start

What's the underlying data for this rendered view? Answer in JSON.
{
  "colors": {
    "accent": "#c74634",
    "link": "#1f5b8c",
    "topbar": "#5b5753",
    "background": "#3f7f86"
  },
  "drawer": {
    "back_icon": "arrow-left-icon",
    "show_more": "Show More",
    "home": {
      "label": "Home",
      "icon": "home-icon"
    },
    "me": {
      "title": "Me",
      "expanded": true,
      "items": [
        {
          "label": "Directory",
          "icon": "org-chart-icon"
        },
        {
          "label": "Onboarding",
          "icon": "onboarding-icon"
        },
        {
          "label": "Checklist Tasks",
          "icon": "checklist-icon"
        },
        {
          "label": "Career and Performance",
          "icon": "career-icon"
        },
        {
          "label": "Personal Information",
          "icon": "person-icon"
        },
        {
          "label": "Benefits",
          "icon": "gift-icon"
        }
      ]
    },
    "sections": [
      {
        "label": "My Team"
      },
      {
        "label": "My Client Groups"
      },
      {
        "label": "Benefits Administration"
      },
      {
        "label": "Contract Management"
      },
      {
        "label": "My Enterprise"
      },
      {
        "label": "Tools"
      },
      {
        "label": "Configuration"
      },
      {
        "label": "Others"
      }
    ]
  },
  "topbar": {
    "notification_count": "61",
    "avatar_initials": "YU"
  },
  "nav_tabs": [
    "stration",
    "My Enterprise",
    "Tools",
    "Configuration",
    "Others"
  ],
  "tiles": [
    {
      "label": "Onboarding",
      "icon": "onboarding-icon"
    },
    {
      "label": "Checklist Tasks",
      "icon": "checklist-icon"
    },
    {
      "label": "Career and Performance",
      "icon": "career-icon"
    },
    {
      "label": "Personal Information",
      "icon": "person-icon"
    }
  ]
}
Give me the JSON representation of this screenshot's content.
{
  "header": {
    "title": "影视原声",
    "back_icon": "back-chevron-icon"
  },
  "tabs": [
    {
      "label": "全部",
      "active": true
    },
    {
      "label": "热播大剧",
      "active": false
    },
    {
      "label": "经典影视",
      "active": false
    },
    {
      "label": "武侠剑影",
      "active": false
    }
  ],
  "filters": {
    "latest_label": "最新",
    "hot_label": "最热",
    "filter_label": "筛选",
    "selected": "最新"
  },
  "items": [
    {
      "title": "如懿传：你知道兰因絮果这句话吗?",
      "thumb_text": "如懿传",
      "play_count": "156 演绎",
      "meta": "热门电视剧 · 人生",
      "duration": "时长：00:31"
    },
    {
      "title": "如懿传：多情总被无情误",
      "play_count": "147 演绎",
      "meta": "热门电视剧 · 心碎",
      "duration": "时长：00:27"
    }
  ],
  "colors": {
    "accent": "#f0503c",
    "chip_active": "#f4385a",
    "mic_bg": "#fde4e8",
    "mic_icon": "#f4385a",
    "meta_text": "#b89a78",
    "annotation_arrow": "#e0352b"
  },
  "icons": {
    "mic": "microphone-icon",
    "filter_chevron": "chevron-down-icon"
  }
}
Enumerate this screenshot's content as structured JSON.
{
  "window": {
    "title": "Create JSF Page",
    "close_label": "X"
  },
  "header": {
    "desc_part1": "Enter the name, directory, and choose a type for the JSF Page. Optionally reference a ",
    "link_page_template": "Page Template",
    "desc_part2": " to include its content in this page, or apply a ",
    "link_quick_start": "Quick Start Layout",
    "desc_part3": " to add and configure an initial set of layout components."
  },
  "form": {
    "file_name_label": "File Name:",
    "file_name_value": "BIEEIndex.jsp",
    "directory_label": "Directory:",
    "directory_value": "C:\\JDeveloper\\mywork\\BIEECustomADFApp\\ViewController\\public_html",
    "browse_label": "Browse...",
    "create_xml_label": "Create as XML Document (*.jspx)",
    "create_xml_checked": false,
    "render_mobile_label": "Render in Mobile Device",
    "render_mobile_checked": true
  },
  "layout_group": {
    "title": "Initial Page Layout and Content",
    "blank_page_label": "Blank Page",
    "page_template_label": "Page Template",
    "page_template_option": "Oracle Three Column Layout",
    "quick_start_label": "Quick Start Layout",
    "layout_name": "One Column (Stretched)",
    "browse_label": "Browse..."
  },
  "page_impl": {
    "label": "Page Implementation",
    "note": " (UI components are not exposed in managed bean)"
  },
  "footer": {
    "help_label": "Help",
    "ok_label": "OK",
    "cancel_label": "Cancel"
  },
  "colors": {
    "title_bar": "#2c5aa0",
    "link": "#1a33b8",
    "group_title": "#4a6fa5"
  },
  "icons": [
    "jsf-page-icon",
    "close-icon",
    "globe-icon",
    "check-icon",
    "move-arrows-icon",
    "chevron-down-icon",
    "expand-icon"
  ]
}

end

Copy all lines in the listing above where the string "Personal" appears.

:: REPLY TO THE TASK ::
          "label": "Personal Information",
      "label": "Personal Information",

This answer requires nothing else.